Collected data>
*-*-*
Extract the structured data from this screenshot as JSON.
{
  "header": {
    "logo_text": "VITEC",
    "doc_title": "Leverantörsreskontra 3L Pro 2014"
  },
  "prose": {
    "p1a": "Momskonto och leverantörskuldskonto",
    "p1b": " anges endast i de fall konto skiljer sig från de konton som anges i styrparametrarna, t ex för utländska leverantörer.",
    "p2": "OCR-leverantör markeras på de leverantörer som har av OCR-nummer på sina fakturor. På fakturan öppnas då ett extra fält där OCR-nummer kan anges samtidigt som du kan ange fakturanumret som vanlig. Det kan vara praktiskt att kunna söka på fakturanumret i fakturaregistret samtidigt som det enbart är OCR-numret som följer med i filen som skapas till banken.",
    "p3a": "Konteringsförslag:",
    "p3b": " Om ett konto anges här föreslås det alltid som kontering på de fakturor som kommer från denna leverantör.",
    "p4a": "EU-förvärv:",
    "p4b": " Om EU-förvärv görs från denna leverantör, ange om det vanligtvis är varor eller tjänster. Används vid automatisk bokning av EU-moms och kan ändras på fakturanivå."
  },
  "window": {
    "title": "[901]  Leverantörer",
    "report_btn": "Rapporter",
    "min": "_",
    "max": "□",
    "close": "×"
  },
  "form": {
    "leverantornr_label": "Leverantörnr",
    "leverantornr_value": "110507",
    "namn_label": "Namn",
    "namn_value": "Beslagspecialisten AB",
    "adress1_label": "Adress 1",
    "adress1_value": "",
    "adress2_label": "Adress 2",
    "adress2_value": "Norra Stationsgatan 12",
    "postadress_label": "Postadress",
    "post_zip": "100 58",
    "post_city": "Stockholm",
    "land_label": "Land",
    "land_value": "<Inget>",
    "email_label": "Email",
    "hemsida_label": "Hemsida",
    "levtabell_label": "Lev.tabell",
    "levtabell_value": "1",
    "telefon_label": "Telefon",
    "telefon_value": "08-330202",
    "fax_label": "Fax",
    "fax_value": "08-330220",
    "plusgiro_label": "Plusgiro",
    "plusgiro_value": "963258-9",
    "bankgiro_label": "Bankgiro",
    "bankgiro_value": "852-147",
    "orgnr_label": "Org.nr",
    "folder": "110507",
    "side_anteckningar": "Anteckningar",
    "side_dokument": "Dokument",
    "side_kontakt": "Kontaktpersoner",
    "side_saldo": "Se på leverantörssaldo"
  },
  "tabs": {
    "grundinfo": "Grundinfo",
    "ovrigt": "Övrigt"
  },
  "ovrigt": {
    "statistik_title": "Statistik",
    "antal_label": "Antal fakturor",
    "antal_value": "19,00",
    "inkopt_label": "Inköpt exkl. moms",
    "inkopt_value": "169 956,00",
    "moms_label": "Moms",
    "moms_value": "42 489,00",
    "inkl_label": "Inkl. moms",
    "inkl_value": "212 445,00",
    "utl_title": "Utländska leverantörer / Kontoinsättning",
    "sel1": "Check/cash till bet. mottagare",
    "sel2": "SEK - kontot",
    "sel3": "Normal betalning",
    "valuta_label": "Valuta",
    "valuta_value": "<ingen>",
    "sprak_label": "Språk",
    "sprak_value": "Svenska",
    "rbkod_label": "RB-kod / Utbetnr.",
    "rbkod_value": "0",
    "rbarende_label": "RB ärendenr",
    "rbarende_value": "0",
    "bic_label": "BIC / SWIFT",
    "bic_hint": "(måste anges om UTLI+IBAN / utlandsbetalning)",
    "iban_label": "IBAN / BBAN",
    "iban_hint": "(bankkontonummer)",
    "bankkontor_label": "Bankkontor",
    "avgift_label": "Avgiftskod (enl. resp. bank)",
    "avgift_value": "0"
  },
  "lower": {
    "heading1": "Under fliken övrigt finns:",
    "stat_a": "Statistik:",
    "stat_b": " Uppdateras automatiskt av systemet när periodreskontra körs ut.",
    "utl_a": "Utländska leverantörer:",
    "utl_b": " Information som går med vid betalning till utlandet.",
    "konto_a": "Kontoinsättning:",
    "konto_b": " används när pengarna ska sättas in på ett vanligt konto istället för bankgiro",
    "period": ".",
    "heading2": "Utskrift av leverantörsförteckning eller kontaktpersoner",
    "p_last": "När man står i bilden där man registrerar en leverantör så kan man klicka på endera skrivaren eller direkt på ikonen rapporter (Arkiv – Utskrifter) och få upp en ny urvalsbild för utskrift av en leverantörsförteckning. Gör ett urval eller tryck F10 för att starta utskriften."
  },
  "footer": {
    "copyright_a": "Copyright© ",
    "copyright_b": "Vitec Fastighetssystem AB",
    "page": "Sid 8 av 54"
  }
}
*-*-*
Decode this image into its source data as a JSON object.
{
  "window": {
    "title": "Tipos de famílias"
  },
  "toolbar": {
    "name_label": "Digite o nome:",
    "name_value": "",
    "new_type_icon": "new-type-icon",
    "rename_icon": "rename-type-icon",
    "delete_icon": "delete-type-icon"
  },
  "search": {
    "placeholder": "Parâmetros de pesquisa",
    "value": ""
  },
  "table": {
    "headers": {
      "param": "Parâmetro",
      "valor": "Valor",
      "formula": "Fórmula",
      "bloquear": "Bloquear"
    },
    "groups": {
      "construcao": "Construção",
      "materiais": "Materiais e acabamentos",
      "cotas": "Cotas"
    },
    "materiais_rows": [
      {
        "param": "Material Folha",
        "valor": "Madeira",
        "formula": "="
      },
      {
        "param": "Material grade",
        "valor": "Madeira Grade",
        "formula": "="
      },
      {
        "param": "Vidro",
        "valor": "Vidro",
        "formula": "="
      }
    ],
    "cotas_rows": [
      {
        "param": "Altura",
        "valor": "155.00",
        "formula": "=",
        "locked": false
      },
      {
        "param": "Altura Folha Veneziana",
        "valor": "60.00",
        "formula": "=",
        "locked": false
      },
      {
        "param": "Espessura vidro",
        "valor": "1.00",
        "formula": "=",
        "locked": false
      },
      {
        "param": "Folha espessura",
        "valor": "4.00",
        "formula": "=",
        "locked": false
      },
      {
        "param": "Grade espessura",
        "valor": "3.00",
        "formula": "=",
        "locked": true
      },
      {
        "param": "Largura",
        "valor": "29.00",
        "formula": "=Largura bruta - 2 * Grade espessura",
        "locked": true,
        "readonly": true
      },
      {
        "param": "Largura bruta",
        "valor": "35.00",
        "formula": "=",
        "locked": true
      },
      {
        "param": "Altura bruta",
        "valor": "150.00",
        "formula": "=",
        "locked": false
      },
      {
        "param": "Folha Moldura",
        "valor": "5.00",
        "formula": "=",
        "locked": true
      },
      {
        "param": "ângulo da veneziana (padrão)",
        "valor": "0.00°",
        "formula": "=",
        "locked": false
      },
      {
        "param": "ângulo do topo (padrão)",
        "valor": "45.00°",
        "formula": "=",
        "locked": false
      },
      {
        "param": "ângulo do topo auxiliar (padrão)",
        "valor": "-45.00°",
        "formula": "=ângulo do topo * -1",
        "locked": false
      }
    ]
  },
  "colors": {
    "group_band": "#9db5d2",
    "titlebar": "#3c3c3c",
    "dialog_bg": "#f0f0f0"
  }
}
*-*-*
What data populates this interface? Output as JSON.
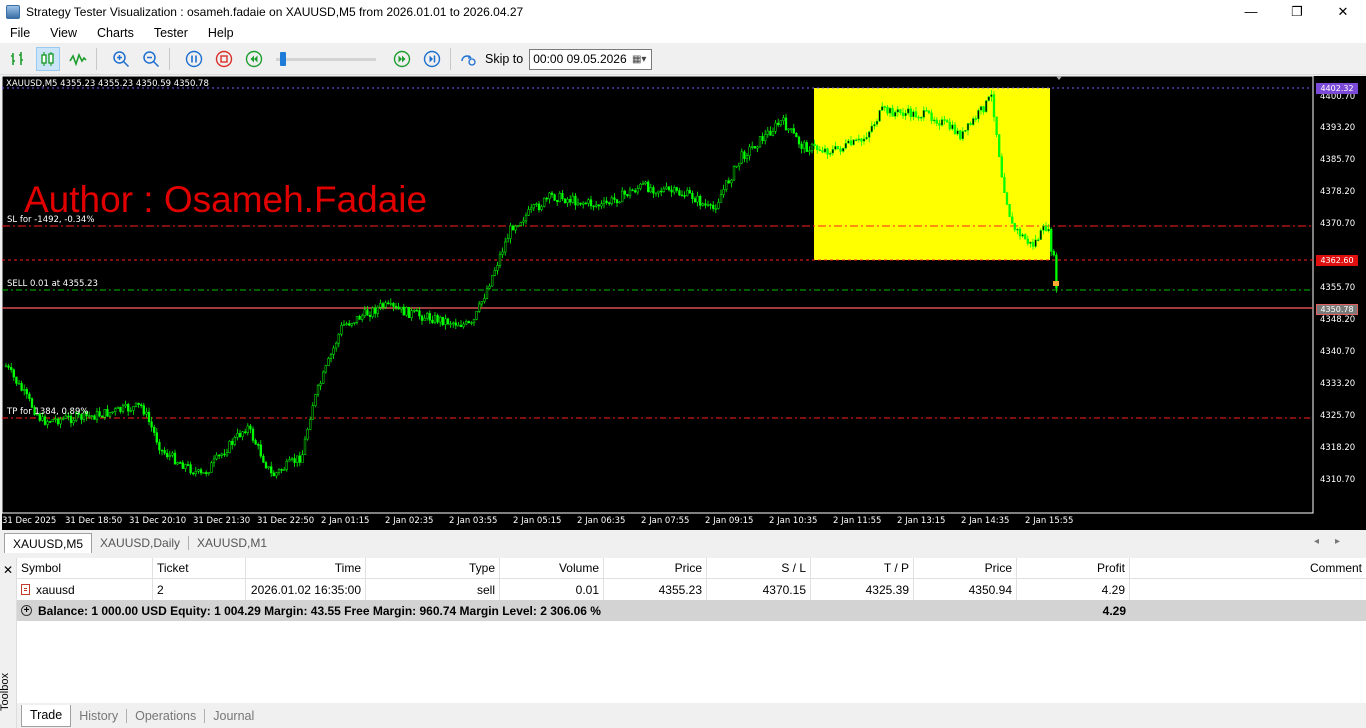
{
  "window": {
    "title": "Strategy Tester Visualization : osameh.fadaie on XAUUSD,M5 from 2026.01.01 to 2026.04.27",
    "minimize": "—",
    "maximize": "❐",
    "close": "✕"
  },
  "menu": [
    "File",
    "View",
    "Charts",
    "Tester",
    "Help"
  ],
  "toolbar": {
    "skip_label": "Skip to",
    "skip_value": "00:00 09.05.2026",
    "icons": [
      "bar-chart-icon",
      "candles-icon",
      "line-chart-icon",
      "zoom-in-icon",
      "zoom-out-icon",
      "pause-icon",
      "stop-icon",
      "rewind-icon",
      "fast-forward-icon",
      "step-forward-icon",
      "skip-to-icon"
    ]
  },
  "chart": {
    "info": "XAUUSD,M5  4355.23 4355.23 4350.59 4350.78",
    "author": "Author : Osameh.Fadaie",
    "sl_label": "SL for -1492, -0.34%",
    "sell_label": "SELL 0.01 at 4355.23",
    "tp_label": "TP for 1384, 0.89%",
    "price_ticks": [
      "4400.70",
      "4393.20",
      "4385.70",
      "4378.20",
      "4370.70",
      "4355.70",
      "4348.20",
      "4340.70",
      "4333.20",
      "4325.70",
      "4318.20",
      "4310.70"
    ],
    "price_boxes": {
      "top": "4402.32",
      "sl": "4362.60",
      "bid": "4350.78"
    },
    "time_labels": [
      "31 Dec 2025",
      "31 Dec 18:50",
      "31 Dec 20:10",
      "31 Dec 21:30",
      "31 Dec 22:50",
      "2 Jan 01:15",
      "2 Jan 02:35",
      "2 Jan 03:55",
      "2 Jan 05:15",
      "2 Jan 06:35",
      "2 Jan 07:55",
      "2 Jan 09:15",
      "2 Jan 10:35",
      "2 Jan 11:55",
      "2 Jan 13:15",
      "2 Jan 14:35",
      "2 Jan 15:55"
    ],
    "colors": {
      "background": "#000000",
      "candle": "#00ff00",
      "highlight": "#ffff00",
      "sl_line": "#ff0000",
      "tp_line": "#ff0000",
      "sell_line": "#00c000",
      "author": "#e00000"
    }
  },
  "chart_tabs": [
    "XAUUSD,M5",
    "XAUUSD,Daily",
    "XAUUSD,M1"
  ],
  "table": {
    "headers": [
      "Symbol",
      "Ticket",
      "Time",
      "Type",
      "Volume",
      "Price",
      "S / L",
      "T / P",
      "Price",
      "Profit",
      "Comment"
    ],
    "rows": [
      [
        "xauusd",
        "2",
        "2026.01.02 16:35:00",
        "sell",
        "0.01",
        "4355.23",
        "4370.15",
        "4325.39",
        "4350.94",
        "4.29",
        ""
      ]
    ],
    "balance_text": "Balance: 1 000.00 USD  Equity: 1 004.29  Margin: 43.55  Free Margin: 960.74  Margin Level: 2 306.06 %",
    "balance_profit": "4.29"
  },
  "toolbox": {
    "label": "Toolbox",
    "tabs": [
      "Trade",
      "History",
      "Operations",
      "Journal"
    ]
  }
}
*-*-*
Short problem>
Return, from the data, each line that has the word "topo" in it.

Solution to the problem>
        "param": "ângulo do topo (padrão)",
        "param": "ângulo do topo auxiliar (padrão)",
        "formula": "=ângulo do topo * -1",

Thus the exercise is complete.